Problèmes à résoudre>
A) Recopiez à l'identique la partie des enregistrements qui commence au tout début et se termine par la ligne contenant « page-title: Filters xyxy=(38,163,153,205) », cette dernière comprise.
B) Prolongez le texte sur la jeunesse de Pierre Polinière à partir de sa dernière phrase.

9 Février 2020
Né le 8 septembre 1671 à Coulonces, près de Vire, de Jean-Baptiste Polinière et Françoise Vasnier qui demeuraient à la campagne dans une terre que le père tenait de ses ancêtres et dont le revenu les faisait vivre, Pierre n’avait que trois ans quand il perdit son père. Restée veuve fort jeune, Madame Polinière ne voulut point se remarier. Femme d’esprit et de jugement, elle consacra tous ses soins à l’éducation de son fils, et l’envoya faire ses humanités à l’Université de Caen. Deux oncles, frères de son père, dont l’un, prédicateur éminent, avait eu Louis XIV pour auditeur, l’autre, curé dans le diocèse de Chartres, le mandèrent à Paris, et lui firent étudier la philosophie au collège d’Harcourt.

Enregistrements fournis>
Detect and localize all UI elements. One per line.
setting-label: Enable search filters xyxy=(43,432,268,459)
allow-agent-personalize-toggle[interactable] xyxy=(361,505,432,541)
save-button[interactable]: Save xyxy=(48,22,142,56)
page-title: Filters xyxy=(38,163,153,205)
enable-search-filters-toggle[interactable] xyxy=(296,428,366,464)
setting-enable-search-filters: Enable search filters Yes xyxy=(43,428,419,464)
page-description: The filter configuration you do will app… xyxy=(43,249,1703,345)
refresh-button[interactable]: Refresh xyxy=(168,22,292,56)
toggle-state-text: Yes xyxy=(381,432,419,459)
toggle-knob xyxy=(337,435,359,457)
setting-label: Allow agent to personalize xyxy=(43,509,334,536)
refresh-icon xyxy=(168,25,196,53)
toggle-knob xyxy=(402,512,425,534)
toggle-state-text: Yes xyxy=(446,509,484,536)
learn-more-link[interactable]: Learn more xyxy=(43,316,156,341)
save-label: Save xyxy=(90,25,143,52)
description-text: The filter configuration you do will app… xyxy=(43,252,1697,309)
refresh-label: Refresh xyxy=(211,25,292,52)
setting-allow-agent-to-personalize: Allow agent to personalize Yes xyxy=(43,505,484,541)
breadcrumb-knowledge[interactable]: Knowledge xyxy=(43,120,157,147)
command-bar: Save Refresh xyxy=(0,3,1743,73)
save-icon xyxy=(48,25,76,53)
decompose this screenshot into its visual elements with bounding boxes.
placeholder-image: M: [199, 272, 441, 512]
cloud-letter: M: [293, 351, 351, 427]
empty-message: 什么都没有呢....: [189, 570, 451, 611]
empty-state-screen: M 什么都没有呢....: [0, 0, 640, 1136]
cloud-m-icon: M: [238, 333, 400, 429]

Réponses par tâche>
A)
Detect and localize all UI elements. One per line.
setting-label: Enable search filters xyxy=(43,432,268,459)
allow-agent-personalize-toggle[interactable] xyxy=(361,505,432,541)
save-button[interactable]: Save xyxy=(48,22,142,56)
page-title: Filters xyxy=(38,163,153,205)

B)
Après s’être occupé de théologie en Sorbonne, Polinière suivit le cours du célèbre Pierre Varignon (1654-1722), père jésuite mathématicien. Convaincu qu’il est impossible de faire des progrès sérieux dans l’étude de la nature avant d’avoir approfondi les mathématiques, il commença par apprendre et ensuite enseigna cette science pour mieux la posséder. Ses succès furent tels qu’à 32 ans, il avait composé des Éléments de mathématiques — dont le Journal des savants rendit au demeurant un compte peu avantageux — dédiés à Michel Chamillart (1652-1721), premier ministre d’État, et qu’il compta bientôt par ses élèves les principaux personnages de l’époque.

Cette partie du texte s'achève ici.